DATA TO PROCESS |

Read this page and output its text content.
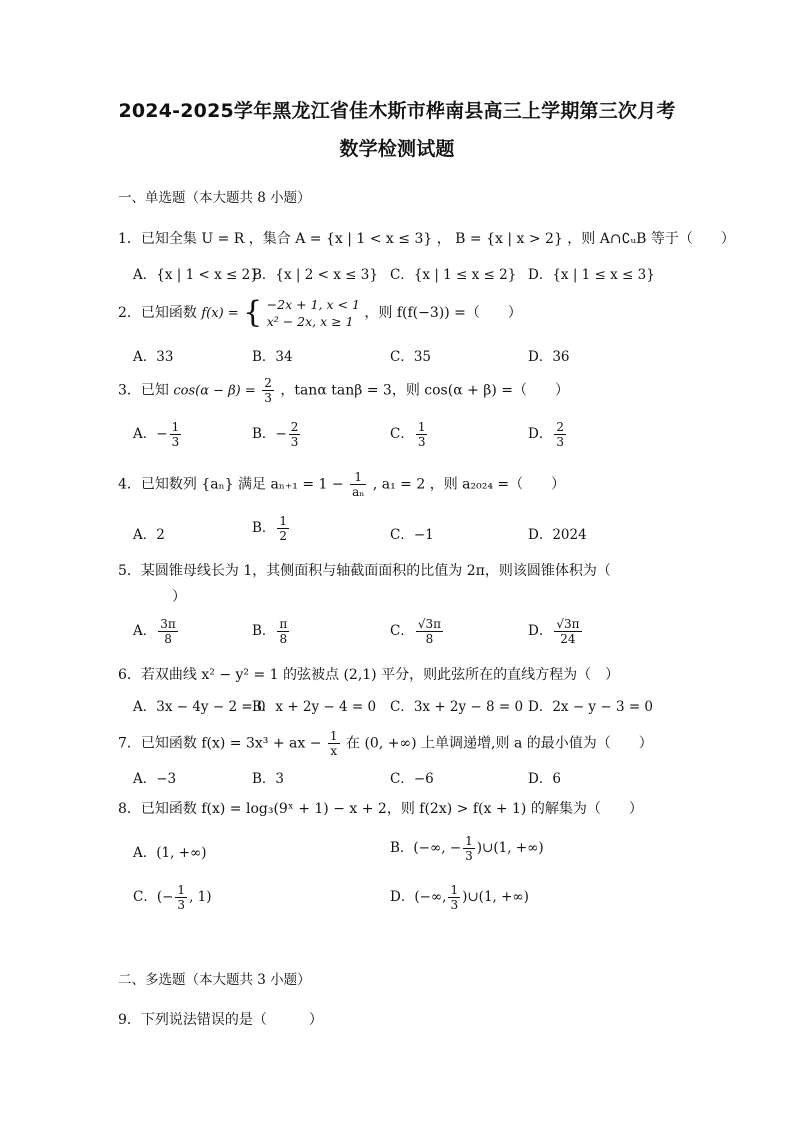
2024-2025学年黑龙江省佳木斯市桦南县高三上学期第三次月考
数学检测试题
一、单选题（本大题共 8 小题）
1．已知全集 U = R ，集合 A = {x | 1 < x ≤ 3} ， B = {x | x > 2} ，则 A∩∁ᵤB 等于（　　）
A．{x | 1 < x ≤ 2}
B．{x | 2 < x ≤ 3} C．{x | 1 ≤ x ≤ 2} D．{x | 1 ≤ x ≤ 3}
2．已知函数 f(x) = { −2x + 1, x < 1
x² − 2x, x ≥ 1
，则 f(f(−3)) =（　　）
A．33	B．34	C．35	D．36
3．已知 $\cos(\alpha - \beta) = \frac{2}{3}$ ，tanα tanβ = 3，则 cos(α + β) =（　　）
A．− $\frac{1}{3}$	B．− $\frac{2}{3}$	C． $\frac{1}{3}$	D． $\frac{2}{3}$
4．已知数列 {aₙ} 满足 $a_{n+1} = 1 - \frac{1}{\text{aₙ}}$ , a₁ = 2 ，则 a₂₀₂₄ =（　　）
A．2	B． $\frac{1}{2}$	C．−1	D．2024
5．某圆锥母线长为 1，其侧面积与轴截面面积的比值为 2π，则该圆锥体积为（
）
A． $\frac{3\pi}{8}$	B． $\frac{\pi}{8}$	C． $\frac{√3\pi}{8}$	D． $\frac{√3\pi}{24}$
6．若双曲线 x² − y² = 1 的弦被点 (2,1) 平分，则此弦所在的直线方程为（　）
A．3x − 4y − 2 = 0
B．x + 2y − 4 = 0 C．3x + 2y − 8 = 0 D．2x − y − 3 = 0
7．已知函数 f(x) = 3x³ + ax − $\frac{1}{x}$ 在 (0, +∞) 上单调递增,则 a 的最小值为（　　）
A．−3	B．3	C．−6	D．6
8．已知函数 f(x) = log₃(9ˣ + 1) − x + 2，则 f(2x) > f(x + 1) 的解集为（　　）
A．(1, +∞)	B．(−∞, − $\frac{1}{3}$ )∪(1, +∞)
C．(− $\frac{1}{3}$ , 1)	D．(−∞, $\frac{1}{3}$ )∪(1, +∞)
二、多选题（本大题共 3 小题）
9．下列说法错误的是（　　　）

EXERCISE PROMPT | Images do not belong in the copy; reproduce all other parts of the records above verbatim.

CORRECT RESPONSE |
Read this page and output its text content.
2024-2025学年黑龙江省佳木斯市桦南县高三上学期第三次月考
数学检测试题
一、单选题（本大题共 8 小题）
1．已知全集 U = R ，集合 A = {x | 1 < x ≤ 3} ， B = {x | x > 2} ，则 A∩∁ᵤB 等于（　　）
A．{x | 1 < x ≤ 2}
B．{x | 2 < x ≤ 3} C．{x | 1 ≤ x ≤ 2} D．{x | 1 ≤ x ≤ 3}
2．已知函数 f(x) = { −2x + 1, x < 1
x² − 2x, x ≥ 1
，则 f(f(−3)) =（　　）
A．33	B．34	C．35	D．36
3．已知 $\cos(\alpha - \beta) = \frac{2}{3}$ ，tanα tanβ = 3，则 cos(α + β) =（　　）
A．− $\frac{1}{3}$	B．− $\frac{2}{3}$	C． $\frac{1}{3}$	D． $\frac{2}{3}$
4．已知数列 {aₙ} 满足 $a_{n+1} = 1 - \frac{1}{\text{aₙ}}$ , a₁ = 2 ，则 a₂₀₂₄ =（　　）
A．2	B． $\frac{1}{2}$	C．−1	D．2024
5．某圆锥母线长为 1，其侧面积与轴截面面积的比值为 2π，则该圆锥体积为（
）
A． $\frac{3\pi}{8}$	B． $\frac{\pi}{8}$	C． $\frac{√3\pi}{8}$	D． $\frac{√3\pi}{24}$
6．若双曲线 x² − y² = 1 的弦被点 (2,1) 平分，则此弦所在的直线方程为（　）
A．3x − 4y − 2 = 0
B．x + 2y − 4 = 0 C．3x + 2y − 8 = 0 D．2x − y − 3 = 0
7．已知函数 f(x) = 3x³ + ax − $\frac{1}{x}$ 在 (0, +∞) 上单调递增,则 a 的最小值为（　　）
A．−3	B．3	C．−6	D．6
8．已知函数 f(x) = log₃(9ˣ + 1) − x + 2，则 f(2x) > f(x + 1) 的解集为（　　）
A．(1, +∞)	B．(−∞, − $\frac{1}{3}$ )∪(1, +∞)
C．(− $\frac{1}{3}$ , 1)	D．(−∞, $\frac{1}{3}$ )∪(1, +∞)
二、多选题（本大题共 3 小题）
9．下列说法错误的是（　　　）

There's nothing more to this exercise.